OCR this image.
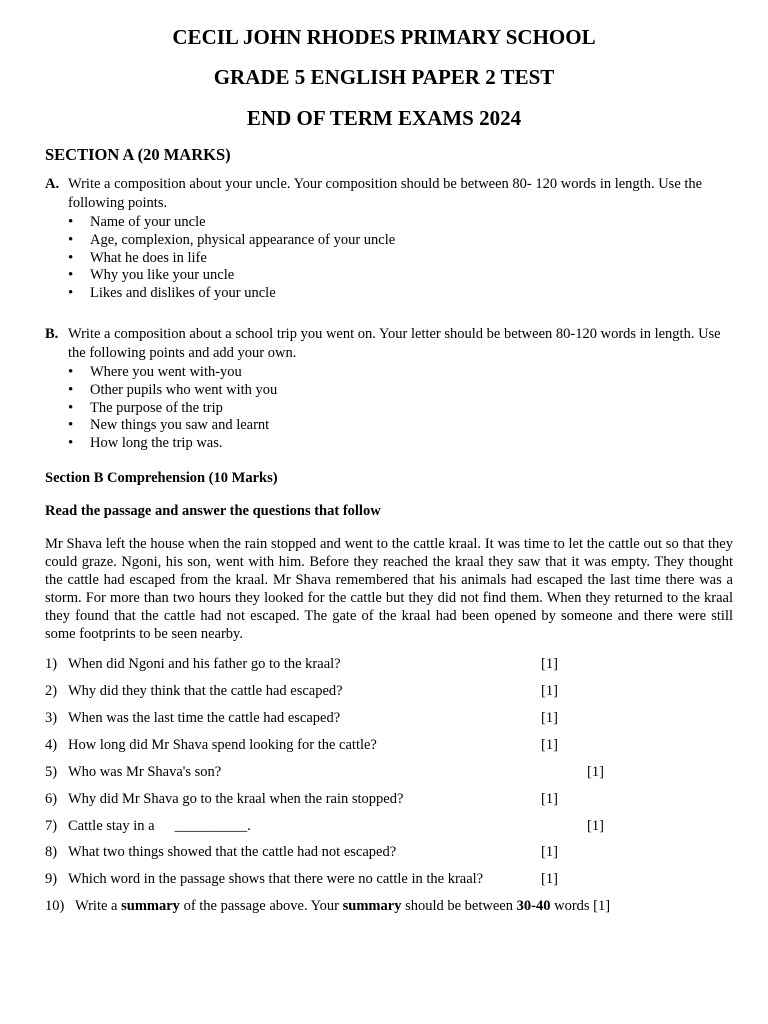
CECIL JOHN RHODES PRIMARY SCHOOL
GRADE 5 ENGLISH PAPER 2 TEST
END OF TERM EXAMS 2024
SECTION A (20 MARKS)
A. Write a composition about your uncle. Your composition should be between 80- 120 words in length. Use the following points.
• Name of your uncle
• Age, complexion, physical appearance of your uncle
• What he does in life
• Why you like your uncle
• Likes and dislikes of your uncle
B. Write a composition about a school trip you went on. Your letter should be between 80-120 words in length. Use the following points and add your own.
• Where you went with-you
• Other pupils who went with you
• The purpose of the trip
• New things you saw and learnt
• How long the trip was.
Section B Comprehension (10 Marks)
Read the passage and answer the questions that follow

Mr Shava left the house when the rain stopped and went to the cattle kraal. It was time to let the cattle out so that they could graze. Ngoni, his son, went with him. Before they reached the kraal they saw that it was empty. They thought the cattle had escaped from the kraal. Mr Shava remembered that his animals had escaped the last time there was a storm. For more than two hours they looked for the cattle but they did not find them. When they returned to the kraal they found that the cattle had not escaped. The gate of the kraal had been opened by someone and there were still some footprints to be seen nearby.

1) When did Ngoni and his father go to the kraal?	[1]
2) Why did they think that the cattle had escaped?	[1]
3) When was the last time the cattle had escaped?	[1]
4) How long did Mr Shava spend looking for the cattle?	[1]
5) Who was Mr Shava's son?	[1]
6) Why did Mr Shava go to the kraal when the rain stopped?	[1]
7) Cattle stay in a __________.	[1]
8) What two things showed that the cattle had not escaped?	[1]
9) Which word in the passage shows that there were no cattle in the kraal?	[1]
10) Write a summary of the passage above. Your summary should be between 30-40 words [1]
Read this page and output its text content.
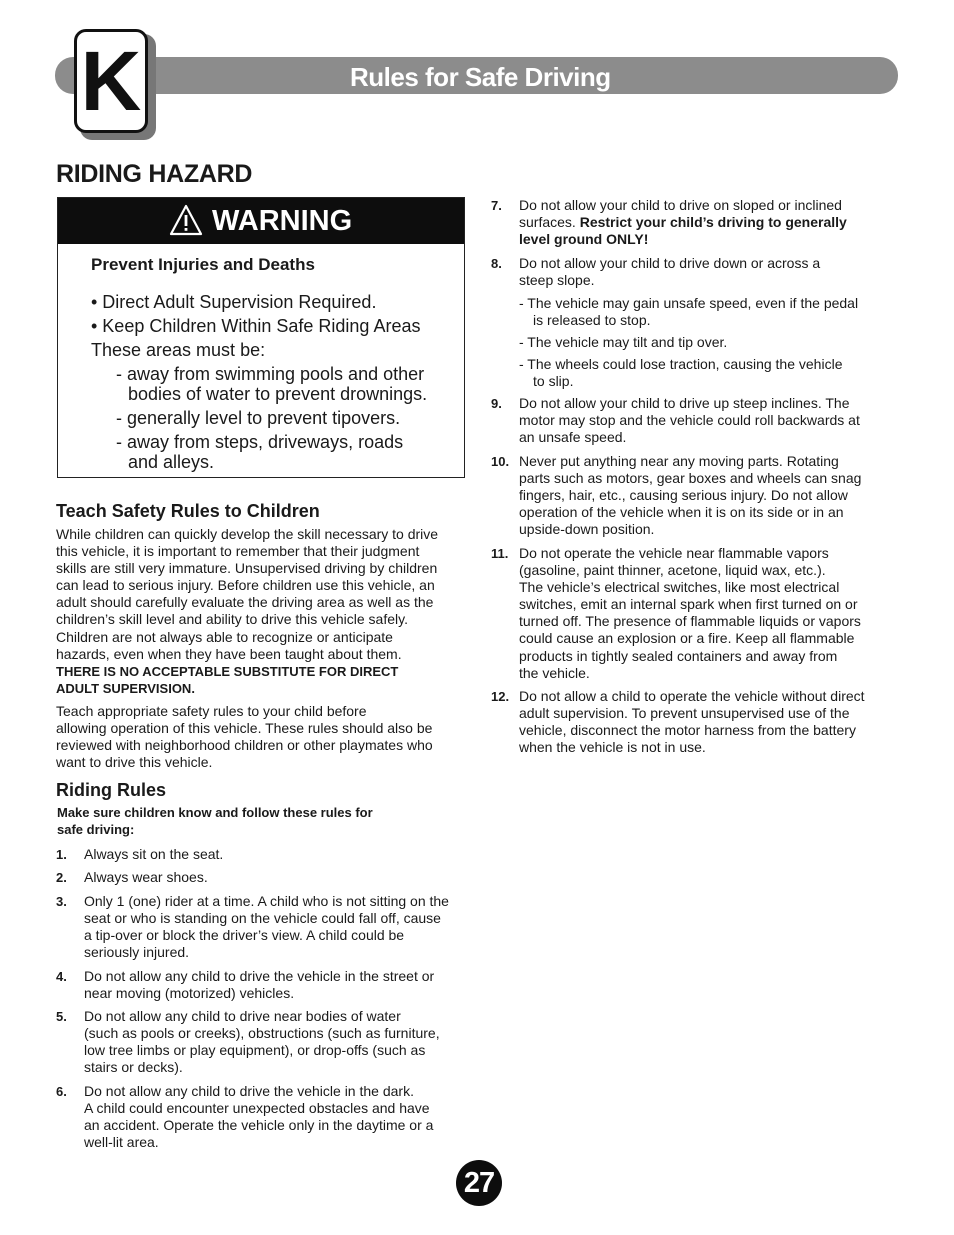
Rules for Safe Driving
K
RIDING HAZARD
WARNING
Prevent Injuries and Deaths
• Direct Adult Supervision Required.
• Keep Children Within Safe Riding Areas
These areas must be:
- away from swimming pools and other
bodies of water to prevent drownings.
- generally level to prevent tipovers.
- away from steps, driveways, roads
and alleys.
Teach Safety Rules to Children
While children can quickly develop the skill necessary to drive
this vehicle, it is important to remember that their judgment
skills are still very immature. Unsupervised driving by children
can lead to serious injury. Before children use this vehicle, an
adult should carefully evaluate the driving area as well as the
children’s skill level and ability to drive this vehicle safely.
Children are not always able to recognize or anticipate
hazards, even when they have been taught about them.
THERE IS NO ACCEPTABLE SUBSTITUTE FOR DIRECT
ADULT SUPERVISION.
Teach appropriate safety rules to your child before
allowing operation of this vehicle. These rules should also be
reviewed with neighborhood children or other playmates who
want to drive this vehicle.
Riding Rules
Make sure children know and follow these rules for
safe driving:
1. Always sit on the seat.
2. Always wear shoes.
3. Only 1 (one) rider at a time. A child who is not sitting on the
seat or who is standing on the vehicle could fall off, cause
a tip-over or block the driver’s view. A child could be
seriously injured.
4. Do not allow any child to drive the vehicle in the street or
near moving (motorized) vehicles.
5. Do not allow any child to drive near bodies of water
(such as pools or creeks), obstructions (such as furniture,
low tree limbs or play equipment), or drop-offs (such as
stairs or decks).
6. Do not allow any child to drive the vehicle in the dark.
A child could encounter unexpected obstacles and have
an accident. Operate the vehicle only in the daytime or a
well-lit area.
7. Do not allow your child to drive on sloped or inclined
surfaces. Restrict your child’s driving to generally
level ground ONLY!
8. Do not allow your child to drive down or across a
steep slope.
- The vehicle may gain unsafe speed, even if the pedal
is released to stop.
- The vehicle may tilt and tip over.
- The wheels could lose traction, causing the vehicle
to slip.
9. Do not allow your child to drive up steep inclines. The
motor may stop and the vehicle could roll backwards at
an unsafe speed.
10. Never put anything near any moving parts. Rotating
parts such as motors, gear boxes and wheels can snag
fingers, hair, etc., causing serious injury. Do not allow
operation of the vehicle when it is on its side or in an
upside-down position.
11. Do not operate the vehicle near flammable vapors
(gasoline, paint thinner, acetone, liquid wax, etc.).
The vehicle’s electrical switches, like most electrical
switches, emit an internal spark when first turned on or
turned off. The presence of flammable liquids or vapors
could cause an explosion or a fire. Keep all flammable
products in tightly sealed containers and away from
the vehicle.
12. Do not allow a child to operate the vehicle without direct
adult supervision. To prevent unsupervised use of the
vehicle, disconnect the motor harness from the battery
when the vehicle is not in use.
27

What is needed ▸ Output the records above exactly; leave out the pictures.

Solution for this exercise ▸
OCR this image.
CECIL JOHN RHODES PRIMARY SCHOOL
GRADE 5 ENGLISH PAPER 2 TEST
END OF TERM EXAMS 2024
SECTION A (20 MARKS)
A. Write a composition about your uncle. Your composition should be between 80- 120 words in length. Use the following points.
• Name of your uncle
• Age, complexion, physical appearance of your uncle
• What he does in life
• Why you like your uncle
• Likes and dislikes of your uncle
B. Write a composition about a school trip you went on. Your letter should be between 80-120 words in length. Use the following points and add your own.
• Where you went with-you
• Other pupils who went with you
• The purpose of the trip
• New things you saw and learnt
• How long the trip was.
Section B Comprehension (10 Marks)
Read the passage and answer the questions that follow

Mr Shava left the house when the rain stopped and went to the cattle kraal. It was time to let the cattle out so that they could graze. Ngoni, his son, went with him. Before they reached the kraal they saw that it was empty. They thought the cattle had escaped from the kraal. Mr Shava remembered that his animals had escaped the last time there was a storm. For more than two hours they looked for the cattle but they did not find them. When they returned to the kraal they found that the cattle had not escaped. The gate of the kraal had been opened by someone and there were still some footprints to be seen nearby.

1) When did Ngoni and his father go to the kraal?	[1]
2) Why did they think that the cattle had escaped?	[1]
3) When was the last time the cattle had escaped?	[1]
4) How long did Mr Shava spend looking for the cattle?	[1]
5) Who was Mr Shava's son?	[1]
6) Why did Mr Shava go to the kraal when the rain stopped?	[1]
7) Cattle stay in a __________.	[1]
8) What two things showed that the cattle had not escaped?	[1]
9) Which word in the passage shows that there were no cattle in the kraal?	[1]
10) Write a summary of the passage above. Your summary should be between 30-40 words [1]
Read this page and output its text content.
Rules for Safe Driving
K
RIDING HAZARD
WARNING
Prevent Injuries and Deaths
• Direct Adult Supervision Required.
• Keep Children Within Safe Riding Areas
These areas must be:
- away from swimming pools and other
bodies of water to prevent drownings.
- generally level to prevent tipovers.
- away from steps, driveways, roads
and alleys.
Teach Safety Rules to Children
While children can quickly develop the skill necessary to drive
this vehicle, it is important to remember that their judgment
skills are still very immature. Unsupervised driving by children
can lead to serious injury. Before children use this vehicle, an
adult should carefully evaluate the driving area as well as the
children’s skill level and ability to drive this vehicle safely.
Children are not always able to recognize or anticipate
hazards, even when they have been taught about them.
THERE IS NO ACCEPTABLE SUBSTITUTE FOR DIRECT
ADULT SUPERVISION.
Teach appropriate safety rules to your child before
allowing operation of this vehicle. These rules should also be
reviewed with neighborhood children or other playmates who
want to drive this vehicle.
Riding Rules
Make sure children know and follow these rules for
safe driving:
1. Always sit on the seat.
2. Always wear shoes.
3. Only 1 (one) rider at a time. A child who is not sitting on the
seat or who is standing on the vehicle could fall off, cause
a tip-over or block the driver’s view. A child could be
seriously injured.
4. Do not allow any child to drive the vehicle in the street or
near moving (motorized) vehicles.
5. Do not allow any child to drive near bodies of water
(such as pools or creeks), obstructions (such as furniture,
low tree limbs or play equipment), or drop-offs (such as
stairs or decks).
6. Do not allow any child to drive the vehicle in the dark.
A child could encounter unexpected obstacles and have
an accident. Operate the vehicle only in the daytime or a
well-lit area.
7. Do not allow your child to drive on sloped or inclined
surfaces. Restrict your child’s driving to generally
level ground ONLY!
8. Do not allow your child to drive down or across a
steep slope.
- The vehicle may gain unsafe speed, even if the pedal
is released to stop.
- The vehicle may tilt and tip over.
- The wheels could lose traction, causing the vehicle
to slip.
9. Do not allow your child to drive up steep inclines. The
motor may stop and the vehicle could roll backwards at
an unsafe speed.
10. Never put anything near any moving parts. Rotating
parts such as motors, gear boxes and wheels can snag
fingers, hair, etc., causing serious injury. Do not allow
operation of the vehicle when it is on its side or in an
upside-down position.
11. Do not operate the vehicle near flammable vapors
(gasoline, paint thinner, acetone, liquid wax, etc.).
The vehicle’s electrical switches, like most electrical
switches, emit an internal spark when first turned on or
turned off. The presence of flammable liquids or vapors
could cause an explosion or a fire. Keep all flammable
products in tightly sealed containers and away from
the vehicle.
12. Do not allow a child to operate the vehicle without direct
adult supervision. To prevent unsupervised use of the
vehicle, disconnect the motor harness from the battery
when the vehicle is not in use.
27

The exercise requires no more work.